20 questions with Barclays Bank PLC chief information officer and diversity campaigner Anthony Watson
The Steeple Times shares “wit and wisdom”. What’s your guiding force?
“One should never allow one’s fears or the expectations of others to set the frontiers of one’s own destiny”.
“Don’t get even, get medieval” is, in our humble opinion, a great motto. What’s yours?
“The big secret in life is that there really is no big secret at all. Whatever your goal, you can get there if you dream big, think bigger and work harder”.
Kerry Katona was considered unacceptable in 2007. Who or what is unacceptable in 2013?
Vladimir Putin. He is a sinister tyrant who is ruthlessly oppressing the basic human rights of lesbian, gay, bisexual and transgender Russian citizens. To think this is happening in a part of modem day Europe is simply staggering. I strongly believe our government should be confronting Putin over this human rights crisis.
Tony Blair misses being Prime Minister. What do you miss most in your life?
Right now? See answer to question 15.
What might you swap all your wealth for?
Food without calories? Champagne without a hangover? I think I’d have to choose eternal youth.
Donald Trump was once a case of: “If you owe the bank a thousand, they close you down; but if you owe the bank a billion, you own the bank”. What’s your view on the banking crisis?
I’m not touching that with a barge pole.
What phrase or word do you most loathe?
That’s a tough one. There are a few. I’ve just spent most of July and August in the USA, so that’s influencing my choice. I can’t stand how American’s use the word “awesome” or “awesomeness” in what seems like almost every sentence. Great Britain and America: two nations divided by a common language.
In the UK, some people consider charity to “begin at home”. What’s your view and what causes do you personally support?
Honestly, I’ve never quite fully understood that particular idiom, but if one takes it to mean we should focus on our own domestic issues rather than ring-fencing money for overseas aid, then yes, I do believe that there is some merit in that argument. We certainly have enough need here at home. That said, it’s not quite that simple.
Charity work plays a very important role in my life. I strongly believe those of us who are more fortunate in life than others have a moral obligation to give back, in whatever way we can. I support several charities with my money, my time and my efforts. I’m a founding trustee and member of the board of The Inclusion Foundation: an independent grant giving charity that provides financial support, advice and assistance to charitable and voluntary organisations working in equality, diversity and inclusion across the UK. I’m also an ambassador for Stonewall (Europe’s largest LGB rights charity) and an ambassador for Diversity Role Models (an LGBT education and anti-bulling charity). I’m a passionate champion of diversity and equality and regularly speak to governments, companies, universities and communities in the UK, Europe and the United States. In addition, I visit schools across the UK to offer advice and guidance, to both students and teachers, in challenging homophobic bullying and celebrating equality and difference.

=====

• **OBJECTIVE 1**: Copy the stretch of the Anthony Watson interview from "I’m not touching" through "you personally support?" word for word.
• **OBJECTIVE 2**: In the first listing, rewrite the stretch from the line that contains "Enumerate the UI" through the line that contains "toolbar-divider xyxy=(1516,17,1517,37)". Replace "y-tick-label" with "y-axis-label" and leave everything else unchanged.

• **ITEMS**:
=====

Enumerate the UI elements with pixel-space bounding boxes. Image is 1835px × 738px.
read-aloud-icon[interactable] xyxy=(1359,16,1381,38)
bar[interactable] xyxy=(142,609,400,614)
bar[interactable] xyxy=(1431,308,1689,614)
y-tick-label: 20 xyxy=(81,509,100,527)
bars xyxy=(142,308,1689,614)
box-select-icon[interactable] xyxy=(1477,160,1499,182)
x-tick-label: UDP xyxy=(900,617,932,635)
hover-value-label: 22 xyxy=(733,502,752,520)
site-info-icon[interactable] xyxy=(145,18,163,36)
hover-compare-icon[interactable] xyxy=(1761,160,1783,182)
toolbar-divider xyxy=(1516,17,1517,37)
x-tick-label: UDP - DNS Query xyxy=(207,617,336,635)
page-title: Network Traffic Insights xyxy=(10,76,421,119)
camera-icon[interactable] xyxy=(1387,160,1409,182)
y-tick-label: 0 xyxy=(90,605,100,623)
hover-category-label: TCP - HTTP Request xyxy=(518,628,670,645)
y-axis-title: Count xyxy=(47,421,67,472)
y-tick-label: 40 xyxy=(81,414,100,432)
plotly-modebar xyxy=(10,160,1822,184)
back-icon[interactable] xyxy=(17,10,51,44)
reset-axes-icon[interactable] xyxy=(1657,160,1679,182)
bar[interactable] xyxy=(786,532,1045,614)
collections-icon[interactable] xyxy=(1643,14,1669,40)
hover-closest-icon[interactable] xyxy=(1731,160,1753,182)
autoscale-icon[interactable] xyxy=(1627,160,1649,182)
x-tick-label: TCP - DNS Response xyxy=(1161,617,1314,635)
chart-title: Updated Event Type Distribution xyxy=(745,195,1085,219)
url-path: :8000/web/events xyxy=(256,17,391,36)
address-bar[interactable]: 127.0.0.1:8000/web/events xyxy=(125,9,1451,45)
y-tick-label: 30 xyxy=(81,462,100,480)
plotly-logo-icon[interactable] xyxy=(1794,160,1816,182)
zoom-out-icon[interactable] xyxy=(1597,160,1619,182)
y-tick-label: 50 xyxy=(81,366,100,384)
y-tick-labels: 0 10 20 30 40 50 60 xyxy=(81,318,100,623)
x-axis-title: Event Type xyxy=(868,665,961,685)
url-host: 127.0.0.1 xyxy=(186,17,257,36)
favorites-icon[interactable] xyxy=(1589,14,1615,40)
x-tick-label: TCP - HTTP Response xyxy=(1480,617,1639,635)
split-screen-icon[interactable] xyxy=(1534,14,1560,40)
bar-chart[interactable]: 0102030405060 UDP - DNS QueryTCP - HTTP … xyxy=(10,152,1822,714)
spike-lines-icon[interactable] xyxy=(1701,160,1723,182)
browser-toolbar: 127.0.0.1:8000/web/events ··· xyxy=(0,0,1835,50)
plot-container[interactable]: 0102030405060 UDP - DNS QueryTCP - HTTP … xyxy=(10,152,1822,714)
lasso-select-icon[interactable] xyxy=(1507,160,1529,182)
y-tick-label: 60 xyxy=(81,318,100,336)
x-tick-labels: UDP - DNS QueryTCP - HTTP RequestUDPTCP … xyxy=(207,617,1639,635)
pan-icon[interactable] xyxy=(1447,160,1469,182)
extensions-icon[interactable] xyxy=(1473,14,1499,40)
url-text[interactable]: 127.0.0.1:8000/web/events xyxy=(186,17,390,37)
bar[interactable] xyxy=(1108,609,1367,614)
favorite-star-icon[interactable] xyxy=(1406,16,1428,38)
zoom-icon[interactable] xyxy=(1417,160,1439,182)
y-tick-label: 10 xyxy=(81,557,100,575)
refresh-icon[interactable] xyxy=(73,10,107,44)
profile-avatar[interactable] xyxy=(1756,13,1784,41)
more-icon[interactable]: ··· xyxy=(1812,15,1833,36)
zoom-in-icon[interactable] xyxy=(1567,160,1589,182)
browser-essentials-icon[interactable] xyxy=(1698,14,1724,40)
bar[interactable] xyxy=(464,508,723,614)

=====

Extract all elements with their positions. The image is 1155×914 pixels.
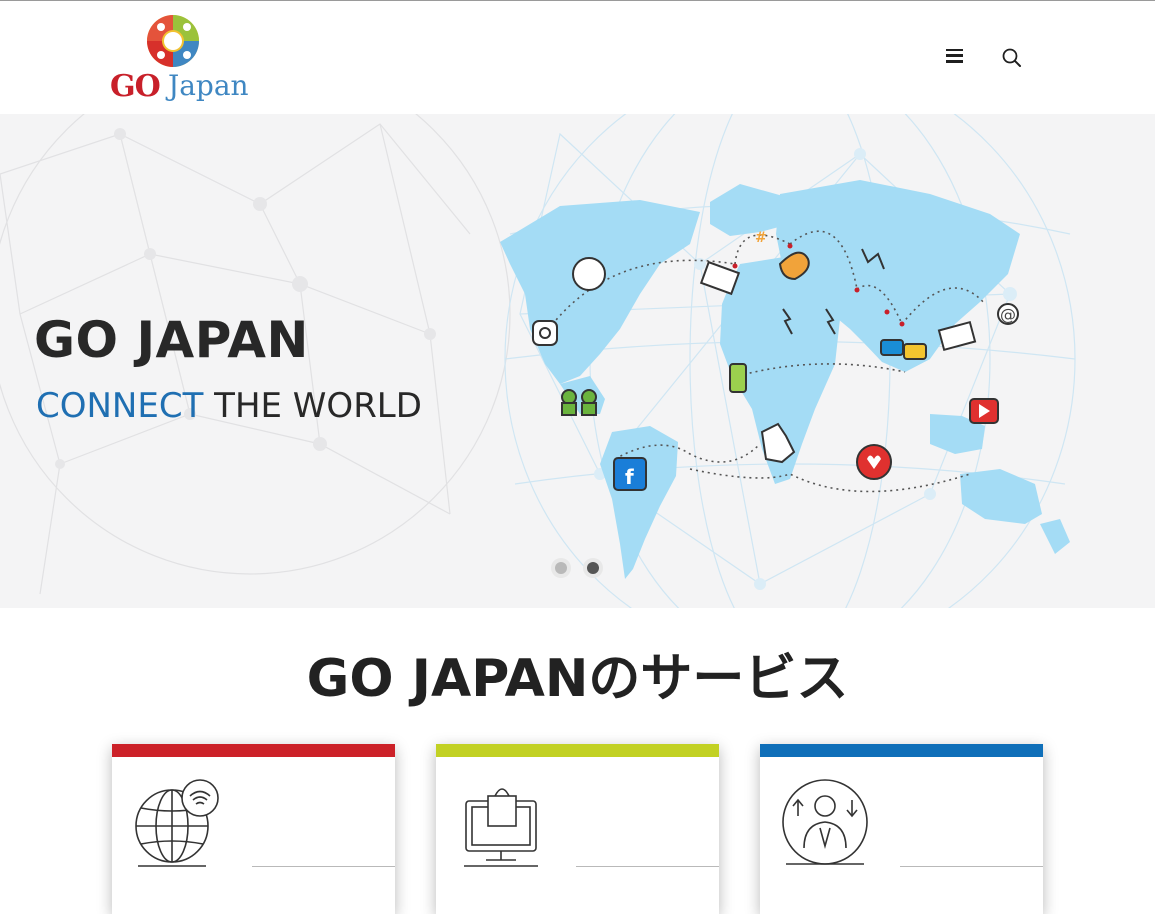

=====

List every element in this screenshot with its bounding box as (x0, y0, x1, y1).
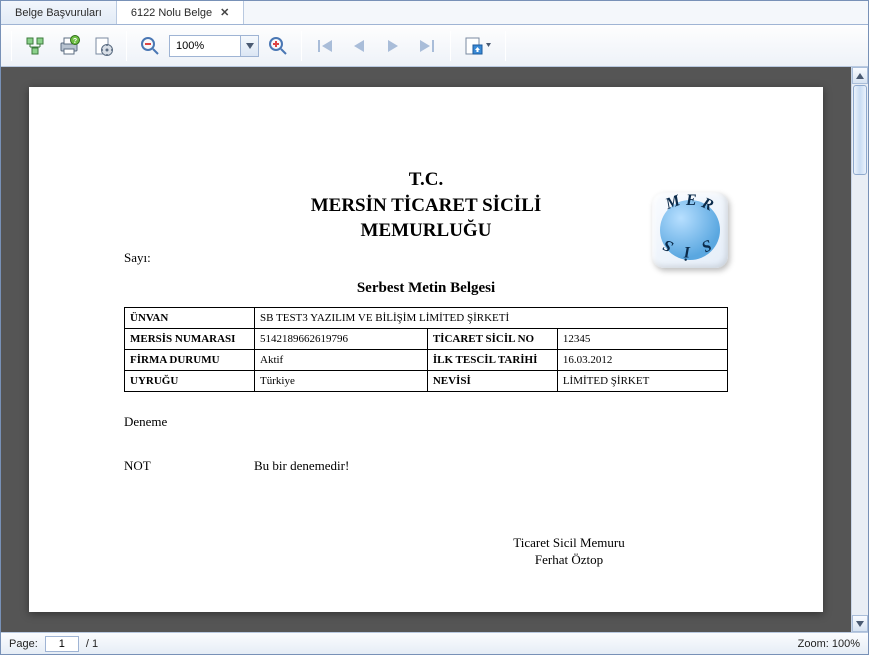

=====

• **ANSWER 1**:
I’m not touching that with a barge pole.
What phrase or word do you most loathe?
That’s a tough one. There are a few. I’ve just spent most of July and August in the USA, so that’s influencing my choice. I can’t stand how American’s use the word “awesome” or “awesomeness” in what seems like almost every sentence. Great Britain and America: two nations divided by a common language.
In the UK, some people consider charity to “begin at home”. What’s your view and what causes do you personally support?

• **ANSWER 2**:
Enumerate the UI elements with pixel-space bounding boxes. Image is 1835px × 738px.
read-aloud-icon[interactable] xyxy=(1359,16,1381,38)
bar[interactable] xyxy=(142,609,400,614)
bar[interactable] xyxy=(1431,308,1689,614)
y-axis-label: 20 xyxy=(81,509,100,527)
bars xyxy=(142,308,1689,614)
box-select-icon[interactable] xyxy=(1477,160,1499,182)
x-tick-label: UDP xyxy=(900,617,932,635)
hover-value-label: 22 xyxy=(733,502,752,520)
site-info-icon[interactable] xyxy=(145,18,163,36)
hover-compare-icon[interactable] xyxy=(1761,160,1783,182)
toolbar-divider xyxy=(1516,17,1517,37)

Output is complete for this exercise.